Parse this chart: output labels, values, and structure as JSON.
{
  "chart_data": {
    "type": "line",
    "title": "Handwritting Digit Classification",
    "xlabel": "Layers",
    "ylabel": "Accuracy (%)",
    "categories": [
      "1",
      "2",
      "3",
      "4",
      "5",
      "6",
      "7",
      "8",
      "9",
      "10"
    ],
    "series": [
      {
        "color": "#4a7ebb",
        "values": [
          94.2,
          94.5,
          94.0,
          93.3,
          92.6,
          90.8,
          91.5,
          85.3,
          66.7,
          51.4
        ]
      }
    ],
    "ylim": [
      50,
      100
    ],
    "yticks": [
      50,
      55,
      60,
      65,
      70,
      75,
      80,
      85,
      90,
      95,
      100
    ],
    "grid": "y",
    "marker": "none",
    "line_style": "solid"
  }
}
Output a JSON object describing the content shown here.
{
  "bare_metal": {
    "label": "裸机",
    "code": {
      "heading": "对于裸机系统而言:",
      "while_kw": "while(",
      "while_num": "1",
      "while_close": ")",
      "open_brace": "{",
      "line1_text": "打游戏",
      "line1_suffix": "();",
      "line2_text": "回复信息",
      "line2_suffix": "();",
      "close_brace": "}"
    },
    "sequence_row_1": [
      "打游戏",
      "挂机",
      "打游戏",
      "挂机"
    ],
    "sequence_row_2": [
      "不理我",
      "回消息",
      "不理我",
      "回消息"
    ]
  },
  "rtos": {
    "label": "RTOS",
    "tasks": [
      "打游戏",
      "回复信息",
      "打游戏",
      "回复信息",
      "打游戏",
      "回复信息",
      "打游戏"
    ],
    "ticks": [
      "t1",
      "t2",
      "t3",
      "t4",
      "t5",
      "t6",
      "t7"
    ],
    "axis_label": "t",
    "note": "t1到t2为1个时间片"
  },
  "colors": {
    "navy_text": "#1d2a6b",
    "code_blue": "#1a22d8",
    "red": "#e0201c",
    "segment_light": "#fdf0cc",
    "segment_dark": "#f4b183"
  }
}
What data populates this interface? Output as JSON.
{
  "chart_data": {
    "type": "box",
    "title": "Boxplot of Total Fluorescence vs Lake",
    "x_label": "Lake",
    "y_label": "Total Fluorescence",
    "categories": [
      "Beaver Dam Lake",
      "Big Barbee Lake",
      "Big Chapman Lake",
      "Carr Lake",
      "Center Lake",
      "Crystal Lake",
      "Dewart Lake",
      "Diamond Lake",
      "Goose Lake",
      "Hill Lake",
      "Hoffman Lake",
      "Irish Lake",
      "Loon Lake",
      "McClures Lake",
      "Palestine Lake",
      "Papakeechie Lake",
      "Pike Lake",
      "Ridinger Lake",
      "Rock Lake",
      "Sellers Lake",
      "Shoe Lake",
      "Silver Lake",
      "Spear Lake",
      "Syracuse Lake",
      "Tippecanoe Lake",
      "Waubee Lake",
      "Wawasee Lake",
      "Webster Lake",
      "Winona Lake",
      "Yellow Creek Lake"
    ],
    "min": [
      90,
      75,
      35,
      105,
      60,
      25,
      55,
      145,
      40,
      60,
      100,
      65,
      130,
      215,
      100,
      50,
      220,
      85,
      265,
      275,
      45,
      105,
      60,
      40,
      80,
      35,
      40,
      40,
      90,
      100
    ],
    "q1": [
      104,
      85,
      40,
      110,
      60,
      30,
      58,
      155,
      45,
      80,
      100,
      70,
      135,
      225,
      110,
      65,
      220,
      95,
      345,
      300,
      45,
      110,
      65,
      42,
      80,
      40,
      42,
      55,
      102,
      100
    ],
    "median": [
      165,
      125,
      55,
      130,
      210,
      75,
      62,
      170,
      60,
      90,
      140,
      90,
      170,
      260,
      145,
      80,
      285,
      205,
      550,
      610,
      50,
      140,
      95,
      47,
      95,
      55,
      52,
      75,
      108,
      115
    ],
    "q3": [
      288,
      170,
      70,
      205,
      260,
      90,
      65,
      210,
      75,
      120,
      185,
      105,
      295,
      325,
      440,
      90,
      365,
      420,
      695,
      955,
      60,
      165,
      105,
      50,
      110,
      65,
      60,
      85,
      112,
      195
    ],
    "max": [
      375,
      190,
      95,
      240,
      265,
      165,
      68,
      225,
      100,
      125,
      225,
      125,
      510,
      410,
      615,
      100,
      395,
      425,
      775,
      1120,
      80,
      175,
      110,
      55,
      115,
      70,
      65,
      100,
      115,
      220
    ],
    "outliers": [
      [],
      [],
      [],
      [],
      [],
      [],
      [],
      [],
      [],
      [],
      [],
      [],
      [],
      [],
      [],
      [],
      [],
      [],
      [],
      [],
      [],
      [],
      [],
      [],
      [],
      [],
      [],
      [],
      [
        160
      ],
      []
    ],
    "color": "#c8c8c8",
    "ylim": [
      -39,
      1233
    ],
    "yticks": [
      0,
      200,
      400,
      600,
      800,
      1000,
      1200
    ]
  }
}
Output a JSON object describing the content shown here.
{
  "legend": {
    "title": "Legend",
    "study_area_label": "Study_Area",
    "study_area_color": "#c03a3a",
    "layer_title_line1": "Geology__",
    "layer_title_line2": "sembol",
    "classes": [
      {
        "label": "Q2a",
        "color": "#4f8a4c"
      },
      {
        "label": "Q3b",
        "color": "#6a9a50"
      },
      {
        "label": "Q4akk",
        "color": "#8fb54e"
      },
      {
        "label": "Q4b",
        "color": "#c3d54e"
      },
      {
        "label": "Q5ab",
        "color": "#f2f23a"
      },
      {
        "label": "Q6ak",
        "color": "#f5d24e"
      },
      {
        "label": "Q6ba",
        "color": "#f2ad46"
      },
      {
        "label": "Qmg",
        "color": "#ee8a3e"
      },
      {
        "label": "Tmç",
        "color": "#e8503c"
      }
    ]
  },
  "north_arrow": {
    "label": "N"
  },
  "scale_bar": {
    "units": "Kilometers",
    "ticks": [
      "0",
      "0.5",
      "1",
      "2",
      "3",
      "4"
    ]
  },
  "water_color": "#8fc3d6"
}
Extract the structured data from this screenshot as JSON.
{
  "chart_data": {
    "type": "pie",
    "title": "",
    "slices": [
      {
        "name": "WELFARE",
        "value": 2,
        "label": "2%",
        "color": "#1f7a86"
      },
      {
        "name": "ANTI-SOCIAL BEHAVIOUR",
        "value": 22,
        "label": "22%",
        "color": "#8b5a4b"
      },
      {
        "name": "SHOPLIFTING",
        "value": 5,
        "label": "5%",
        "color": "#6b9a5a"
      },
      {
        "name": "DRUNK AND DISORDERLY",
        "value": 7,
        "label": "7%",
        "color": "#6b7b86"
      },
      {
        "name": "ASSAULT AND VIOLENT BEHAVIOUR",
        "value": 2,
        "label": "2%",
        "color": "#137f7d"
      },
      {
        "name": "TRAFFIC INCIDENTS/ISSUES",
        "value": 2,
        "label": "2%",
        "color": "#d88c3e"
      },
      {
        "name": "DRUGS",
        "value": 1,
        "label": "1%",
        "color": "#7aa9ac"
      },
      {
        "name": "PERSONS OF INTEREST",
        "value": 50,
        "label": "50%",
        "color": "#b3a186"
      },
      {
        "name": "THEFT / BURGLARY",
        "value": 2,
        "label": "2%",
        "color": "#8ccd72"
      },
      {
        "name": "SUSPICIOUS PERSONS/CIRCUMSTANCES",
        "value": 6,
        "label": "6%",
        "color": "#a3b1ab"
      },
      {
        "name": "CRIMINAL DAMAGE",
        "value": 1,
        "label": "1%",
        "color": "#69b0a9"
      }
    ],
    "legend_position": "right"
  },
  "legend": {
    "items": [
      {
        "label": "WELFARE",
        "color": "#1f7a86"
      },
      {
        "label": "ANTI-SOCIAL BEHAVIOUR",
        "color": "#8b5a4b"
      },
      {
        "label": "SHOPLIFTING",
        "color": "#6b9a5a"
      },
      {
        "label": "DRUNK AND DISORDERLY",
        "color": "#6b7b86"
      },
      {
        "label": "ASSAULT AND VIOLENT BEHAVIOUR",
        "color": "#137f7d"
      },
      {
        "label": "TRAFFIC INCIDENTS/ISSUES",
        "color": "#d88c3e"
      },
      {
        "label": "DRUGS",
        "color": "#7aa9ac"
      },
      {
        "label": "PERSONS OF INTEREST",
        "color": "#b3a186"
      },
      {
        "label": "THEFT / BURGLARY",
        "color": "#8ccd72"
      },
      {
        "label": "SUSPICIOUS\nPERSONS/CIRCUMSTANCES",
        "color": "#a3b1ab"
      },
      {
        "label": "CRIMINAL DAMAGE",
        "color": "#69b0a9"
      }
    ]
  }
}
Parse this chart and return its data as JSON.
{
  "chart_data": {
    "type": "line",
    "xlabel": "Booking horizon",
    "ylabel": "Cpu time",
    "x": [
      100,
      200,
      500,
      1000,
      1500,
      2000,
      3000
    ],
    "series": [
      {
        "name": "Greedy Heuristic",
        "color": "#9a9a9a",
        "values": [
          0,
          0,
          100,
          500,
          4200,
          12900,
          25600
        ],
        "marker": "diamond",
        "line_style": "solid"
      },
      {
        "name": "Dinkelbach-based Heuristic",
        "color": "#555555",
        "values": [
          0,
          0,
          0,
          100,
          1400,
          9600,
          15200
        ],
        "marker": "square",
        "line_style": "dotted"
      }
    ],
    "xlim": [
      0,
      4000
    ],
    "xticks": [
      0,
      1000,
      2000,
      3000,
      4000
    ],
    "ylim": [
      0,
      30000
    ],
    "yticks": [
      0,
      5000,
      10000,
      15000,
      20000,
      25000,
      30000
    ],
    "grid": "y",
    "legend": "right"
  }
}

STATED TASK - Each line in the data that holds the string "CIRCUMSTANCES" should be found and copied.

EXERCISE RESULT -
        "name": "SUSPICIOUS PERSONS/CIRCUMSTANCES",
        "label": "SUSPICIOUS\nPERSONS/CIRCUMSTANCES",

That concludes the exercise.